__OBJECTIVE__. Rewrite the data starting at the line containing "Where is each" and stopping after the line containing "show-more-label: Show More [197,635,266,650]", with "cursor-icon" changed to "pointer-icon" and nothing else altered. Output only those lines, and leave out the pictures.

__INFORMATION GIVEN__.
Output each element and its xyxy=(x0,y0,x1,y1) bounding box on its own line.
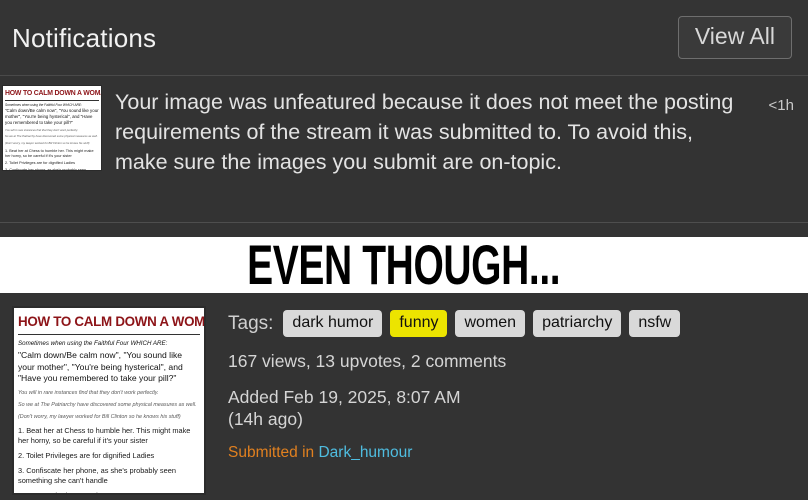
---
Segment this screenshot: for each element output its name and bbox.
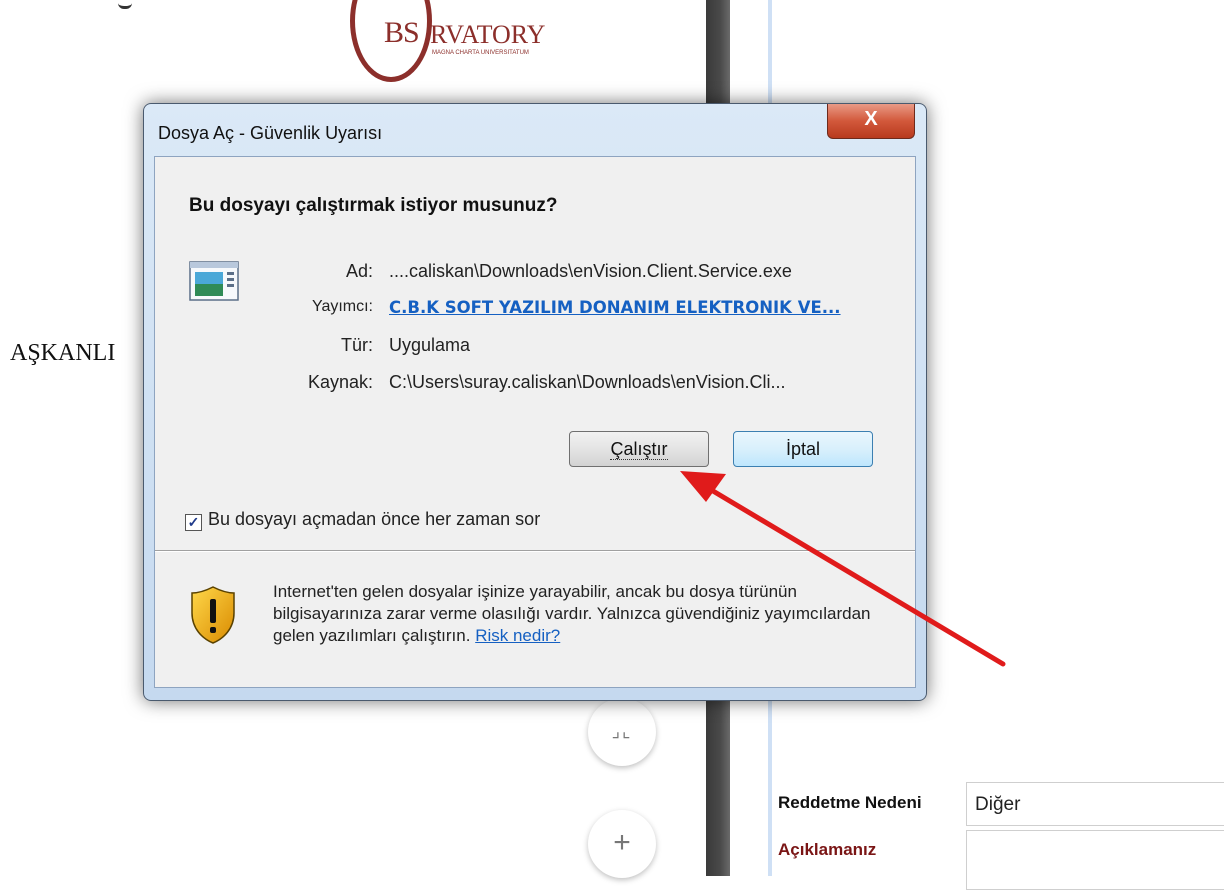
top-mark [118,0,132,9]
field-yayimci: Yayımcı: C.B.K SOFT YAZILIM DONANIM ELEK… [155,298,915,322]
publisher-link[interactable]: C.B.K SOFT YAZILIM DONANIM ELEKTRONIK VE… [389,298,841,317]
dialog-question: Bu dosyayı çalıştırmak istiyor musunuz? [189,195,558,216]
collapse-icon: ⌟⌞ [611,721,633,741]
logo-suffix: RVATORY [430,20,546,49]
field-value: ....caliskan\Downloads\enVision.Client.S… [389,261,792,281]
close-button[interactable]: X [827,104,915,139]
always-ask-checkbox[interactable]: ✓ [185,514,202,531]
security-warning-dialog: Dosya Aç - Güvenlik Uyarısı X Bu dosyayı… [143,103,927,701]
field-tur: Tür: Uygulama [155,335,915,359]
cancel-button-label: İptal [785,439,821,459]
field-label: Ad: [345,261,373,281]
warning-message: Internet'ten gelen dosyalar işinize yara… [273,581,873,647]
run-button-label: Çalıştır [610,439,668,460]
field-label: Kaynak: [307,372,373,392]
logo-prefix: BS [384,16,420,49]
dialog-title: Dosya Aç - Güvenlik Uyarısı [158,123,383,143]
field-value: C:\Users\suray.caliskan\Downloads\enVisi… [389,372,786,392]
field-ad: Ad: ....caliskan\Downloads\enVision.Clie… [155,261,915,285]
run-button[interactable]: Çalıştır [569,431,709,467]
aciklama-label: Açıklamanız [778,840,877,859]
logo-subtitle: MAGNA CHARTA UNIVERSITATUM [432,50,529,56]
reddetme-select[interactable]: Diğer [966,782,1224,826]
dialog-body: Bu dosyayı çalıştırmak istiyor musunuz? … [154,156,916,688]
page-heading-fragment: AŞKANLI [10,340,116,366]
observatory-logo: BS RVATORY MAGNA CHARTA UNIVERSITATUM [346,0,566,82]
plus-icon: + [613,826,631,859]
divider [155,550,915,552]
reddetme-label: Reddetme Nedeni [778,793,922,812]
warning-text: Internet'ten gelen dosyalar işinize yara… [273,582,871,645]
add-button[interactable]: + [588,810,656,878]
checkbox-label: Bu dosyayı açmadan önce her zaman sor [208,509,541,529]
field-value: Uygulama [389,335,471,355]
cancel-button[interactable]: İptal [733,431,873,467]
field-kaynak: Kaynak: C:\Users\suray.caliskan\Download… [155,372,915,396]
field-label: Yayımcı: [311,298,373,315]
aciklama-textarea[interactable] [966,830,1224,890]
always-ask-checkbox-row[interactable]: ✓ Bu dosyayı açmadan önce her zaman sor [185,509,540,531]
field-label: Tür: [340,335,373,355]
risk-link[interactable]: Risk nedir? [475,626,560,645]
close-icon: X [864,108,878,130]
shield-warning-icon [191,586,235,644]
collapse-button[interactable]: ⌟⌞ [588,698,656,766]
==
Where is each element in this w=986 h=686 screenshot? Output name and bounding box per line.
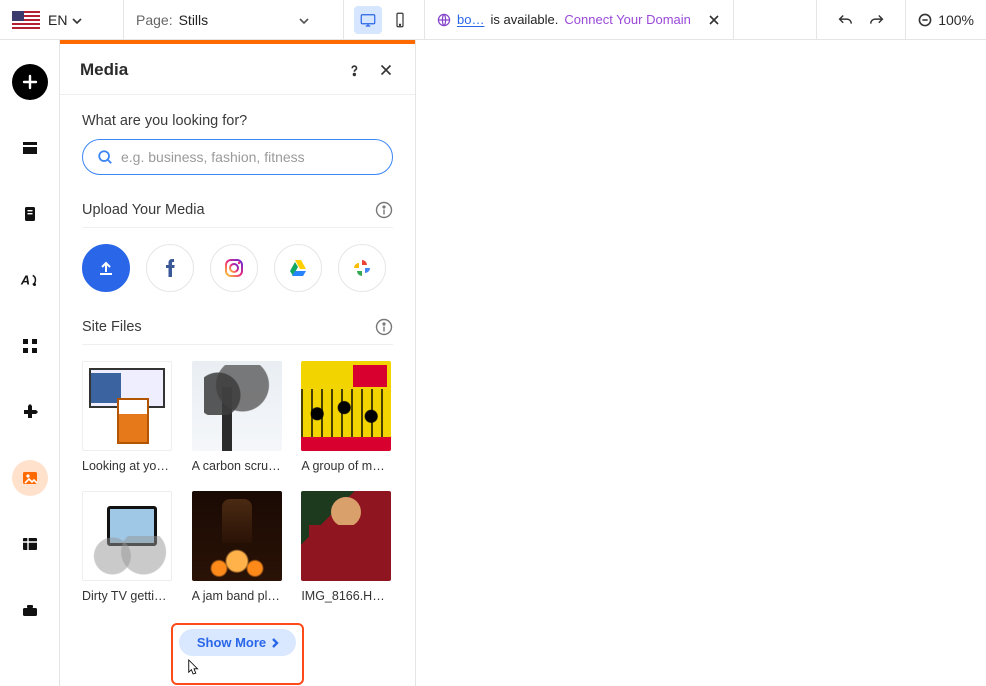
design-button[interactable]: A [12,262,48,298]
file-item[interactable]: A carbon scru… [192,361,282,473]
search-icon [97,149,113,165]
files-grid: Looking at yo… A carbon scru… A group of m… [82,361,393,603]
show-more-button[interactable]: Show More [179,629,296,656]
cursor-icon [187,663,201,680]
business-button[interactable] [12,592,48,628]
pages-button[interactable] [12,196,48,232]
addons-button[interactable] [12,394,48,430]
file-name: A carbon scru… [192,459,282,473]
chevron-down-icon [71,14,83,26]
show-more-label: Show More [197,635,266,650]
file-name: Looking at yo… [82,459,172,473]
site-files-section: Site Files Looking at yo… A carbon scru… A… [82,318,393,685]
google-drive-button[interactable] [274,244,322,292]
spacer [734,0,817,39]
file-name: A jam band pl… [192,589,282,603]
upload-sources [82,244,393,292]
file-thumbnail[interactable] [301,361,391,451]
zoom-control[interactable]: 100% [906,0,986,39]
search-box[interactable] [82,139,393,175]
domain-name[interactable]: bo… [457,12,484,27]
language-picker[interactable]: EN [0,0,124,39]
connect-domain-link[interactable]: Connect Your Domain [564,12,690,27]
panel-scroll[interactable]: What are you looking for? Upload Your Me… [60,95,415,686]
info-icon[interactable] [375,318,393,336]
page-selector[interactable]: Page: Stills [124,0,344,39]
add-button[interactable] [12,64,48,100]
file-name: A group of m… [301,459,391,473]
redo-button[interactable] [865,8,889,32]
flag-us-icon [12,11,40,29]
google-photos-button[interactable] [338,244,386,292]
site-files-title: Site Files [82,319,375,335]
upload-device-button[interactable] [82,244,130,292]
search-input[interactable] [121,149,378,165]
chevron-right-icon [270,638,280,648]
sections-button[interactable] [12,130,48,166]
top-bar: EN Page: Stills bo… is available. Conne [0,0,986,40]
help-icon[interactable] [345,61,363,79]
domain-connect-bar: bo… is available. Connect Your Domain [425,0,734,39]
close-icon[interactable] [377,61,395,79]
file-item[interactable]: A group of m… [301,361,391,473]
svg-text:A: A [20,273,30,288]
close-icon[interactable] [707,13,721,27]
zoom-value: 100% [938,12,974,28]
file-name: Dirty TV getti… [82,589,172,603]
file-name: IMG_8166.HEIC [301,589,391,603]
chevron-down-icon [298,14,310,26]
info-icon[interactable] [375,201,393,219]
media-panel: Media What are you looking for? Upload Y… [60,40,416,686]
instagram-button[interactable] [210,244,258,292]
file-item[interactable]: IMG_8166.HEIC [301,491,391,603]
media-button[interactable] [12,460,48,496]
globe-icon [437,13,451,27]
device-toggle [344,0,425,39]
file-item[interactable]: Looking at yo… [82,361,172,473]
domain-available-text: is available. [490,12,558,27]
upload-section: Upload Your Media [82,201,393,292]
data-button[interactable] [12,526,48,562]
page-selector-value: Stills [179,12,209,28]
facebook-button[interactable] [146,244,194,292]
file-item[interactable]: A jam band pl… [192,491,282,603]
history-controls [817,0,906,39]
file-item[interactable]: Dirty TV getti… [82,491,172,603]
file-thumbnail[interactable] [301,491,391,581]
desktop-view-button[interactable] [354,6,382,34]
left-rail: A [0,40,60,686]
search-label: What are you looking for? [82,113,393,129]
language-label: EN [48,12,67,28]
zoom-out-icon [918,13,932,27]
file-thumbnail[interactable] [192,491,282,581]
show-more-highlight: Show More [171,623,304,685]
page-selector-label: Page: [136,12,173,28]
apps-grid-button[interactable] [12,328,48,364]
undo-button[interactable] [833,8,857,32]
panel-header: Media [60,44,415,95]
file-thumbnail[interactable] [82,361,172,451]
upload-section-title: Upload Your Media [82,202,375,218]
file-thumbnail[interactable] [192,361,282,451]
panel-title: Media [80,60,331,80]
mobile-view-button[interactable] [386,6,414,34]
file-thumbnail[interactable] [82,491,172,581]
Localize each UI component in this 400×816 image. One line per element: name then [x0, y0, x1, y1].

__OUTPUT FOR THIS EXERCISE__.
Where is each element in this w=986 h=686 screenshot? Output name and bounding box per line.
design-button[interactable]: A [12,262,48,298]
file-item[interactable]: A carbon scru… [192,361,282,473]
search-icon [97,149,113,165]
files-grid: Looking at yo… A carbon scru… A group of m… [82,361,393,603]
show-more-button[interactable]: Show More [179,629,296,656]
pointer-icon [187,663,201,680]
business-button[interactable] [12,592,48,628]
pages-button[interactable] [12,196,48,232]
addons-button[interactable] [12,394,48,430]
file-name: A carbon scru… [192,459,282,473]
chevron-down-icon [71,14,83,26]
show-more-label: Show More [197,635,266,650]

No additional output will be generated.